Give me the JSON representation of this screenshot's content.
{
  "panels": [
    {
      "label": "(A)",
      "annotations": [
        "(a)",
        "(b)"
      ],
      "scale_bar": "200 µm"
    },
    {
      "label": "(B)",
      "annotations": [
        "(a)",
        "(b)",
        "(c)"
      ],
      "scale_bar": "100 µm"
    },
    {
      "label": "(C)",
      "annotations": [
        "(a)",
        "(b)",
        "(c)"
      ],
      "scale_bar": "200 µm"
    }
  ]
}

---

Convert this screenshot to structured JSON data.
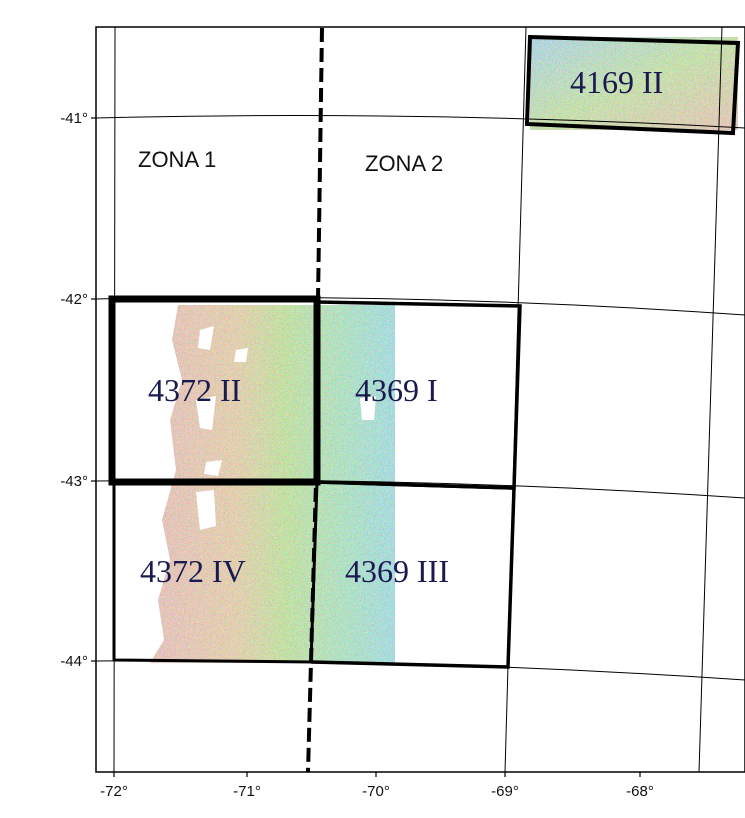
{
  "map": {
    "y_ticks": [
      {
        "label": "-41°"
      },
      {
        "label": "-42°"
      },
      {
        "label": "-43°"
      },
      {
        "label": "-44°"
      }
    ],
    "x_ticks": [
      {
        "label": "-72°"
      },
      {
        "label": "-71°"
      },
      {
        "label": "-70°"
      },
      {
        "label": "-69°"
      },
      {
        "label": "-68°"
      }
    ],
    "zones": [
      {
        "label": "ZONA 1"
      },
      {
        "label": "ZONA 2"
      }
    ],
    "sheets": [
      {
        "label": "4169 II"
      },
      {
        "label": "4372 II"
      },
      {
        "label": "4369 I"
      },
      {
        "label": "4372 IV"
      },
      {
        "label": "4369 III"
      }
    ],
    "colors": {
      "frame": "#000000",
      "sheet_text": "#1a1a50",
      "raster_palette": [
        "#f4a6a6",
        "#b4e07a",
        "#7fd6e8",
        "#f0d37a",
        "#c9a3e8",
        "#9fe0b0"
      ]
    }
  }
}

---

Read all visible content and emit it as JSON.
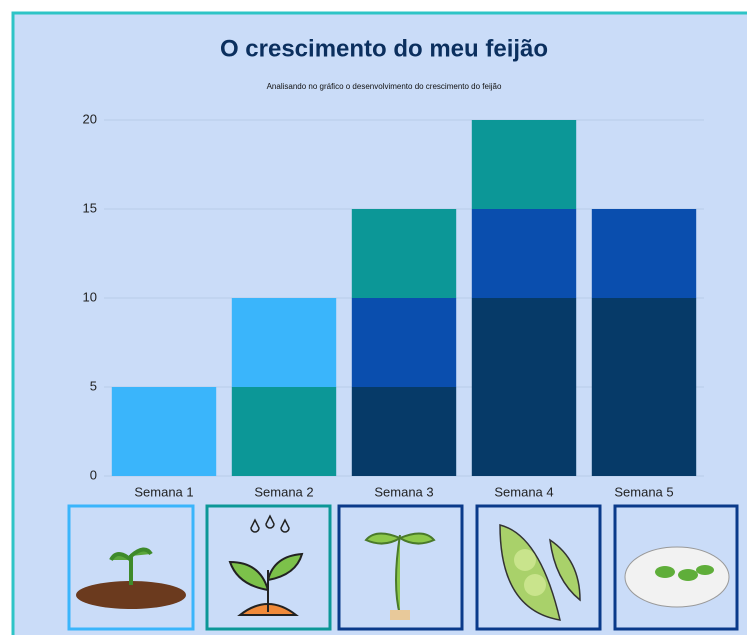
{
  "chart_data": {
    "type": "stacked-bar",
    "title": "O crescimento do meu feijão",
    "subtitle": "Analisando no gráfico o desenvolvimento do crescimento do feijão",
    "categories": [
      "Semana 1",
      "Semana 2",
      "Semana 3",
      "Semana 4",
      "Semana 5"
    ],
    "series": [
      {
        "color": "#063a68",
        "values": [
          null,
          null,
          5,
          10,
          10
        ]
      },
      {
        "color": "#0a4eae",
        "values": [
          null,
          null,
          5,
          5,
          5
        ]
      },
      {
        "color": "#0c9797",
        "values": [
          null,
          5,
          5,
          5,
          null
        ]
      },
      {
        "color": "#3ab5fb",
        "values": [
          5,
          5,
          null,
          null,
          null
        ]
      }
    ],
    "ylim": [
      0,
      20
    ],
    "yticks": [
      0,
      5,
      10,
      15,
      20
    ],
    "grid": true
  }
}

* DIRECTIONS:
Copy out every line of the listing that includes the string "crescimento".

* OUTPUT BELOW:
    "title": "O crescimento do meu feijão",
    "subtitle": "Analisando no gráfico o desenvolvimento do crescimento do feijão",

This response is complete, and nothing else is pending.